- [Records about charts and figures]:
[BEGIN]
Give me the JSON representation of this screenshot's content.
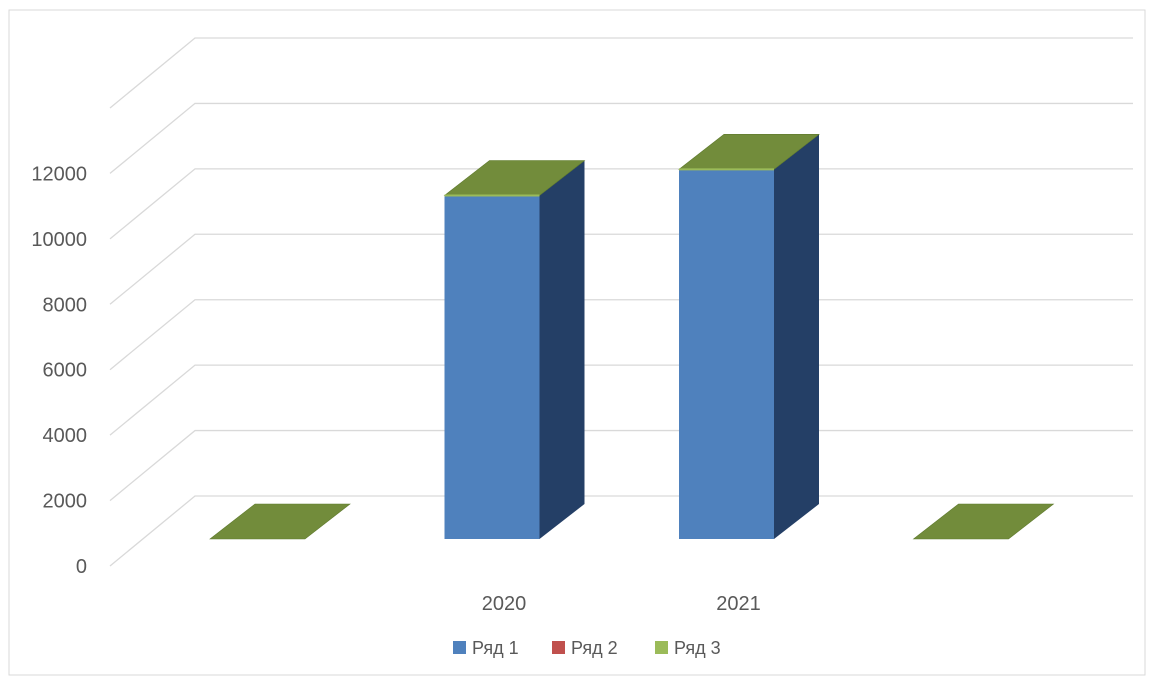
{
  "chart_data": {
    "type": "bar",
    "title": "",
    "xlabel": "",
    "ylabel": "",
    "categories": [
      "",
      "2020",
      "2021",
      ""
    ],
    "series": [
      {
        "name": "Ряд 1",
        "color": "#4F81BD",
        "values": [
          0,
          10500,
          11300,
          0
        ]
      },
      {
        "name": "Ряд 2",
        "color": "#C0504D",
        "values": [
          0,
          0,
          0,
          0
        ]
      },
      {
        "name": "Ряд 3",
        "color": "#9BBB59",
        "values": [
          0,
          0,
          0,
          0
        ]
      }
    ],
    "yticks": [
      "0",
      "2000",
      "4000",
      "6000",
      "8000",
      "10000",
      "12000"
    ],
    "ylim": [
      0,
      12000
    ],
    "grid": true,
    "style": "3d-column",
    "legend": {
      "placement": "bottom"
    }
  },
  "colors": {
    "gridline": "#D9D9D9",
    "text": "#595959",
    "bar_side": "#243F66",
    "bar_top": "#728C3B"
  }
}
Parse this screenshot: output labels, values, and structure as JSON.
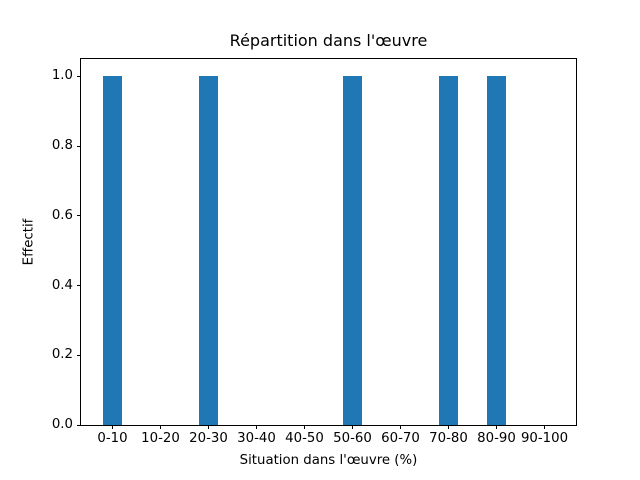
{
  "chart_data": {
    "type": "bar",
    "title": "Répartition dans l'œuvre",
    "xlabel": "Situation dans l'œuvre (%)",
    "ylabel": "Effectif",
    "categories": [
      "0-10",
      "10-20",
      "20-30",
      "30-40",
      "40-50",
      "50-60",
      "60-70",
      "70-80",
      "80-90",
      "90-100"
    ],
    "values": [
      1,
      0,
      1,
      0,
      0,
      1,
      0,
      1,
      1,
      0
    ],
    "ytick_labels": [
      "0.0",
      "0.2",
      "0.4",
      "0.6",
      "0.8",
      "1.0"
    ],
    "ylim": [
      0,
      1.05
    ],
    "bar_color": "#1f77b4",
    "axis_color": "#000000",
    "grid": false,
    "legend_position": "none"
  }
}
[END]
- [What this task involves]: From the entries above, pull out each line that includes "title".

- [Task solution]:
    "title": "",
    "title": "Répartition dans l'œuvre",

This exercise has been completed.